Task directions >>
Look through the data below. Pick out the lines holding the string "name".

Source material >>

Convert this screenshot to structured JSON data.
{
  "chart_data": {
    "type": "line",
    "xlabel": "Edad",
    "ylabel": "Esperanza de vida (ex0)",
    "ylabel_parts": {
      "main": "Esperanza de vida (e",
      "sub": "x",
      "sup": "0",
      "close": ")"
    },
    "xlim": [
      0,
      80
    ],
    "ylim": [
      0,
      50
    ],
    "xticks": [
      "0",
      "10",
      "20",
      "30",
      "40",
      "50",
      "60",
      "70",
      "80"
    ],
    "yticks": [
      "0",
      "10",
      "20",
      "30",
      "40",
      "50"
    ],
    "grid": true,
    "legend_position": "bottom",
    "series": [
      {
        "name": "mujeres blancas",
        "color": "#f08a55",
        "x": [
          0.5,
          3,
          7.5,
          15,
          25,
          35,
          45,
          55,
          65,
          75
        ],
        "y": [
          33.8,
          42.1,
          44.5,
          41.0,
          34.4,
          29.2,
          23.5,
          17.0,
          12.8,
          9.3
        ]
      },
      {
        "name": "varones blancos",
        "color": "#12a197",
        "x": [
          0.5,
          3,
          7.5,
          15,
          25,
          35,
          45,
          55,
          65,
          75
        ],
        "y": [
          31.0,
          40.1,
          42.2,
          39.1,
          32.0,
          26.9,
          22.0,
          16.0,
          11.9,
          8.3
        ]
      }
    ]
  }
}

Answer >>
        "name": "mujeres blancas",
        "name": "varones blancos",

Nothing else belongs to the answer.